## AIM
Search the data for the string "much" and extract every line where it appears.

━━━━━ RECORDS SUPPLIED ━━━━━

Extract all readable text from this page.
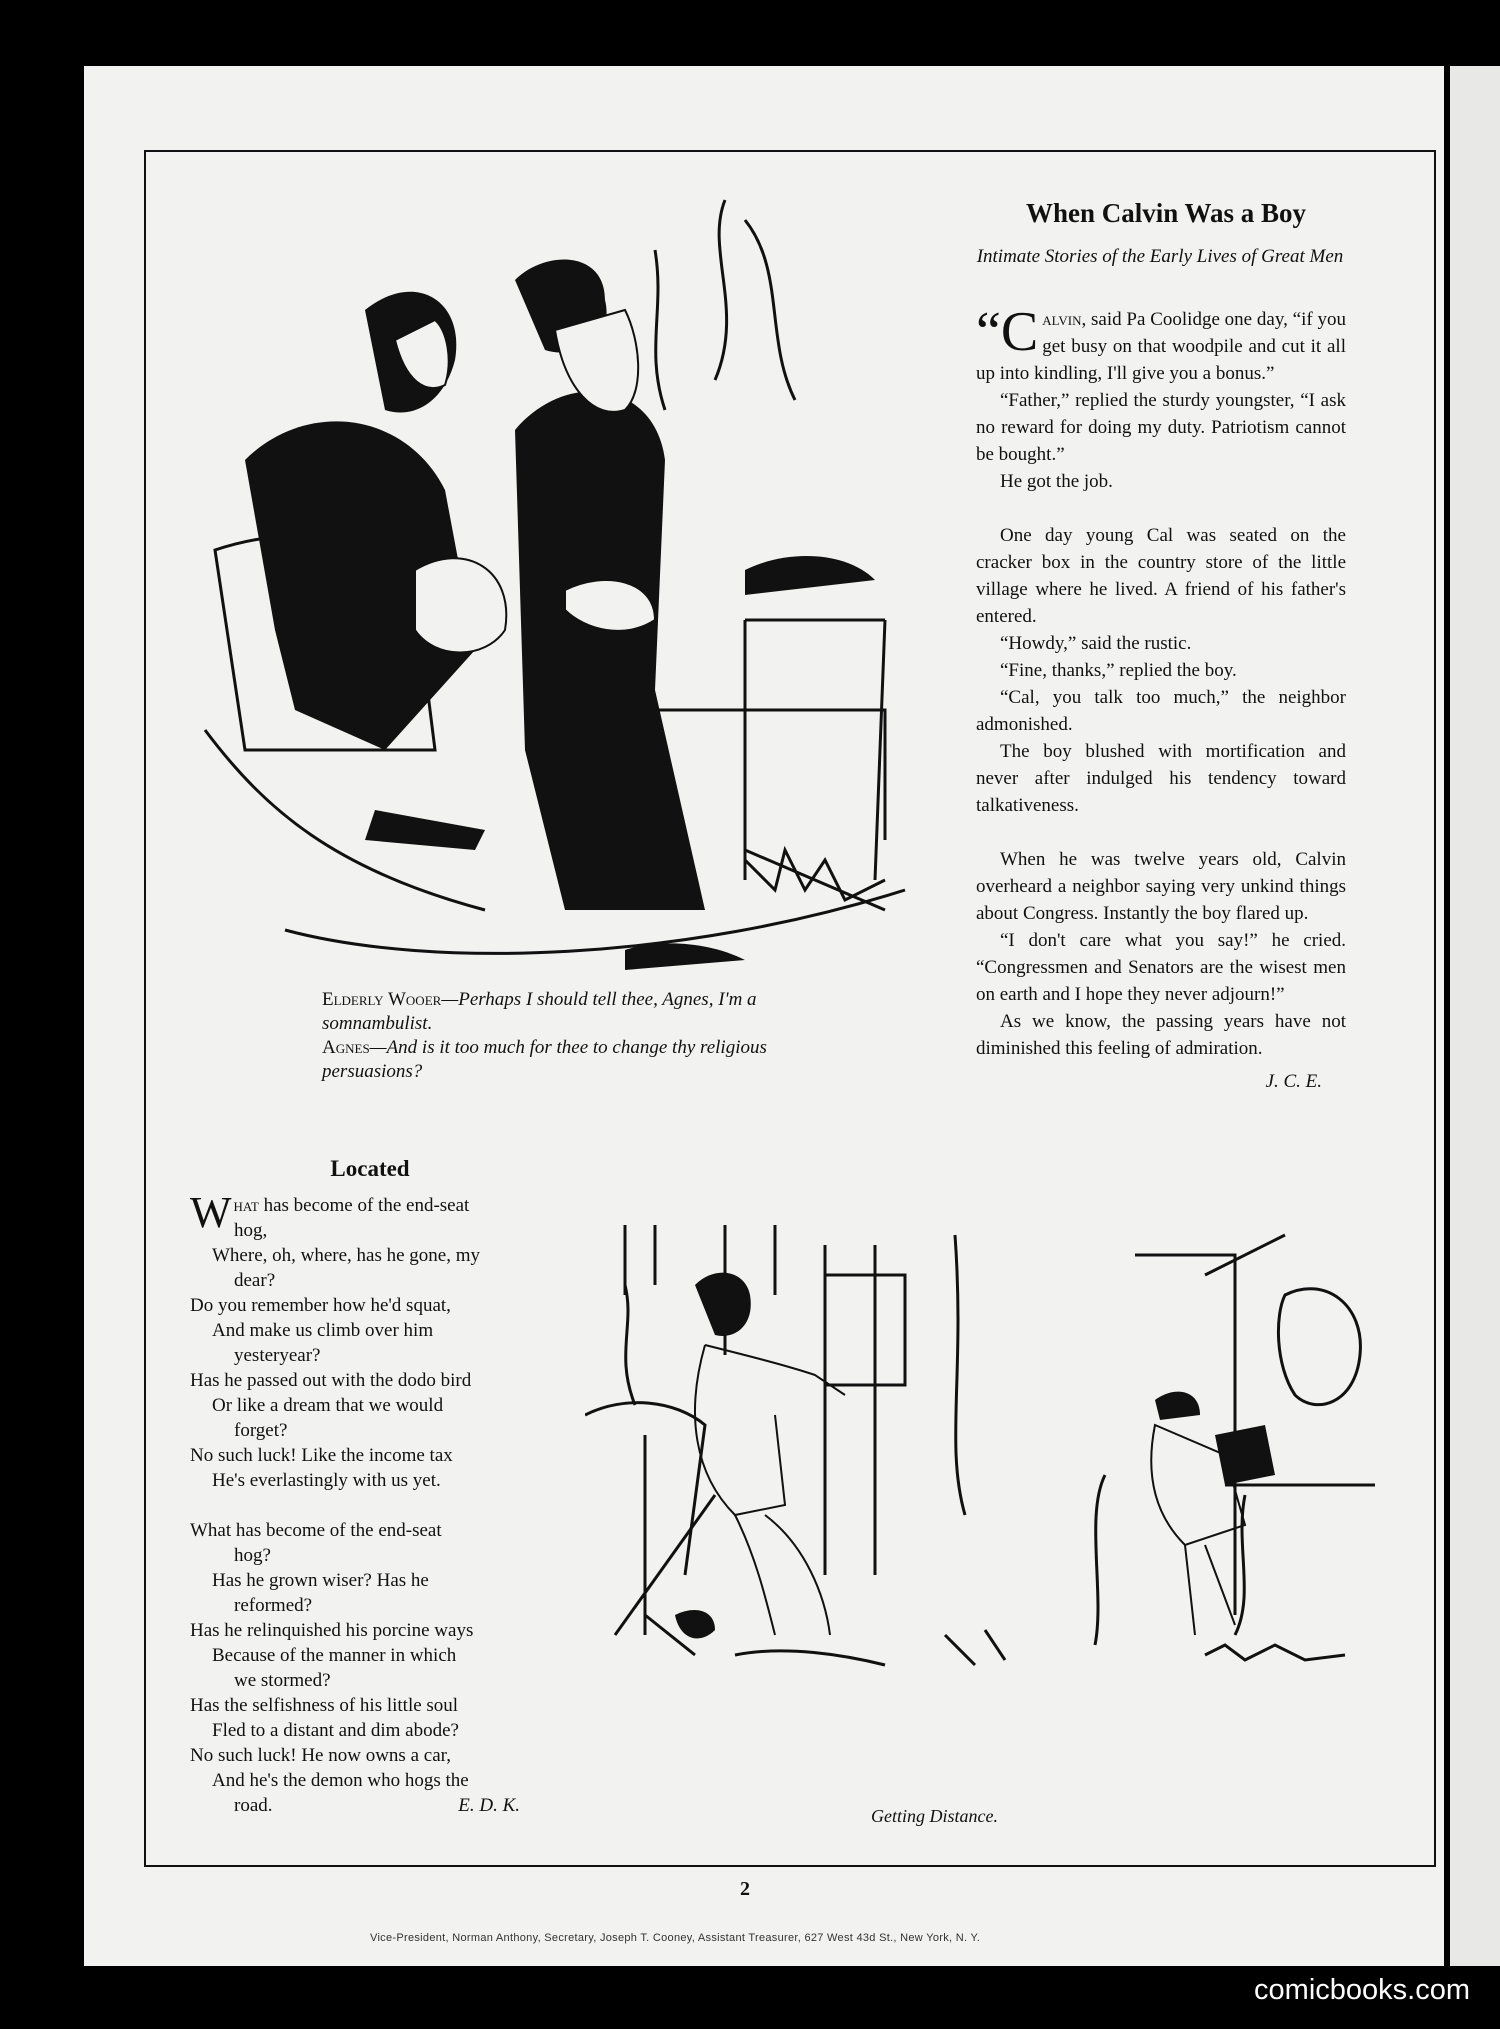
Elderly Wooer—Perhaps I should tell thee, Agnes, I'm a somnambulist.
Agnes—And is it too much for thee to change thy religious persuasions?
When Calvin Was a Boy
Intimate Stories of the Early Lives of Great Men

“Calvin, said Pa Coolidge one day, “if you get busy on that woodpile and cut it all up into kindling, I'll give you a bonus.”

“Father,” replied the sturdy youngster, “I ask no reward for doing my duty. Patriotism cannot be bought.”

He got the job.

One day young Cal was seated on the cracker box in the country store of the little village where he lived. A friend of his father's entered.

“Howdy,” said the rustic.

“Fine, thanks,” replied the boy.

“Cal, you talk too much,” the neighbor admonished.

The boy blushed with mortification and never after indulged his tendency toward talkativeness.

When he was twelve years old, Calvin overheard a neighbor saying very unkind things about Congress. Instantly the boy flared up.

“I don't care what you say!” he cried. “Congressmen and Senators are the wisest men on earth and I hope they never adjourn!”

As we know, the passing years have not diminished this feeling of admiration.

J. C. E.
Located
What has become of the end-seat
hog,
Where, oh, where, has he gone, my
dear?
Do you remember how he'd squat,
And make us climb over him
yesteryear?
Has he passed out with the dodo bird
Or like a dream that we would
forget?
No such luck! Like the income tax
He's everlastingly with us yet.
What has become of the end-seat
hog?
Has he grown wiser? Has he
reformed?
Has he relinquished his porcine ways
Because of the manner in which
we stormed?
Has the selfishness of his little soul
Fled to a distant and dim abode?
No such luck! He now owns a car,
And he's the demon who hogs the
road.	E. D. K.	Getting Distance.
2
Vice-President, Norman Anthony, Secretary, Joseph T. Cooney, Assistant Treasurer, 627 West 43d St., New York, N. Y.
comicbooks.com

━━━━━

## EXERCISE RESULT
Agnes—And is it too much for thee to change thy religious persuasions?
“Cal, you talk too much,” the neighbor admonished.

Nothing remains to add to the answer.